#### What the task requires:
Gather, from the data below, each line in which the word "your" occurs.
>> begin Working data
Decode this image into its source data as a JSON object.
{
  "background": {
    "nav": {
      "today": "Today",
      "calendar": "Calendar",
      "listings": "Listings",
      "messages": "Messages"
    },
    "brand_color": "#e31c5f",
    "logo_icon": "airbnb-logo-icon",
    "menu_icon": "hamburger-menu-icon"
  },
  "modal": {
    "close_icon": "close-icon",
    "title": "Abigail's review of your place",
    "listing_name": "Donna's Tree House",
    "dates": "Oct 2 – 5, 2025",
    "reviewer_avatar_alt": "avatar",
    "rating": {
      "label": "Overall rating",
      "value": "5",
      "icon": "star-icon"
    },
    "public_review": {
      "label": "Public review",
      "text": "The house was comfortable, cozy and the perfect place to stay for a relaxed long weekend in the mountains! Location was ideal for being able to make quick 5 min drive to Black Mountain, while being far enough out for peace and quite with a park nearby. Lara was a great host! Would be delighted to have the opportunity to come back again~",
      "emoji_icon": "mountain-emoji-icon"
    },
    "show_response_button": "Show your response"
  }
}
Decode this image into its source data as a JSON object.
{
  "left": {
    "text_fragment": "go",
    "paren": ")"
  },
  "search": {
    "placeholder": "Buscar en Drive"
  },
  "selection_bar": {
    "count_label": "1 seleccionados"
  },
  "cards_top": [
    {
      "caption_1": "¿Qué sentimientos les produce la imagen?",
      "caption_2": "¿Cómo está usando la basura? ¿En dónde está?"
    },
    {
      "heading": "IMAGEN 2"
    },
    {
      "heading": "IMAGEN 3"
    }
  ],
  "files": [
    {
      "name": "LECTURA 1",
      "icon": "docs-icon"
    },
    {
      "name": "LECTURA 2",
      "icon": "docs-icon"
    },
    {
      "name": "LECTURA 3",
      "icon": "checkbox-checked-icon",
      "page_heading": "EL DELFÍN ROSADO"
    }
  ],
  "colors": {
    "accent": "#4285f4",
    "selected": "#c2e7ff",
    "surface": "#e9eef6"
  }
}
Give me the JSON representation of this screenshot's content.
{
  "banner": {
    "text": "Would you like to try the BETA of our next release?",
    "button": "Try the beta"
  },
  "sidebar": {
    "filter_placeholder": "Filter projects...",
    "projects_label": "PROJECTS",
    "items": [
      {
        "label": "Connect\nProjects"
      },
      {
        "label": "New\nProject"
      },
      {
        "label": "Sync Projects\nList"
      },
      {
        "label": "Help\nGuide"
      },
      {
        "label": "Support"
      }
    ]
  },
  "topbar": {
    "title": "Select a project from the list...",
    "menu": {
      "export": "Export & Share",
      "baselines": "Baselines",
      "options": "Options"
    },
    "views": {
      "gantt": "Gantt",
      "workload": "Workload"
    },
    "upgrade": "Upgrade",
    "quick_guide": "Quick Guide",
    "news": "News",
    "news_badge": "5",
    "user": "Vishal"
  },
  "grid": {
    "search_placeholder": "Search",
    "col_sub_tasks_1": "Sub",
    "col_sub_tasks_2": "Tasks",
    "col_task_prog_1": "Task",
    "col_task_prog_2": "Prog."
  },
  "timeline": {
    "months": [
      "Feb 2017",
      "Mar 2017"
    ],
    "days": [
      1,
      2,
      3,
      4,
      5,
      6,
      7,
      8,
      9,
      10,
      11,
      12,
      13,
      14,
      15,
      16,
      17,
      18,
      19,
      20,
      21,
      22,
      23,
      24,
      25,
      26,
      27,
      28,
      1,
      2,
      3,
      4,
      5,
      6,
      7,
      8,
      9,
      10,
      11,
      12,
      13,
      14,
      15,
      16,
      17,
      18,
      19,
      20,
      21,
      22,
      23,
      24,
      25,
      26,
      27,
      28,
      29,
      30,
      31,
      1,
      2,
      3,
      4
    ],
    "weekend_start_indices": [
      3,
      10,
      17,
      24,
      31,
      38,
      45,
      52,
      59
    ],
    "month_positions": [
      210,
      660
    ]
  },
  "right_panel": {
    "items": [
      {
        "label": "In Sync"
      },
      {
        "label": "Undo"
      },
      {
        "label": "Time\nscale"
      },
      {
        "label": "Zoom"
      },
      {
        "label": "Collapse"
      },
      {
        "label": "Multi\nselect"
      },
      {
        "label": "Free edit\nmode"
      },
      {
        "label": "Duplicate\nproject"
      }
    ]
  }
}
>> end Working data
#### Answer to the exercise:
    "title": "Abigail's review of your place",
    "show_response_button": "Show your response"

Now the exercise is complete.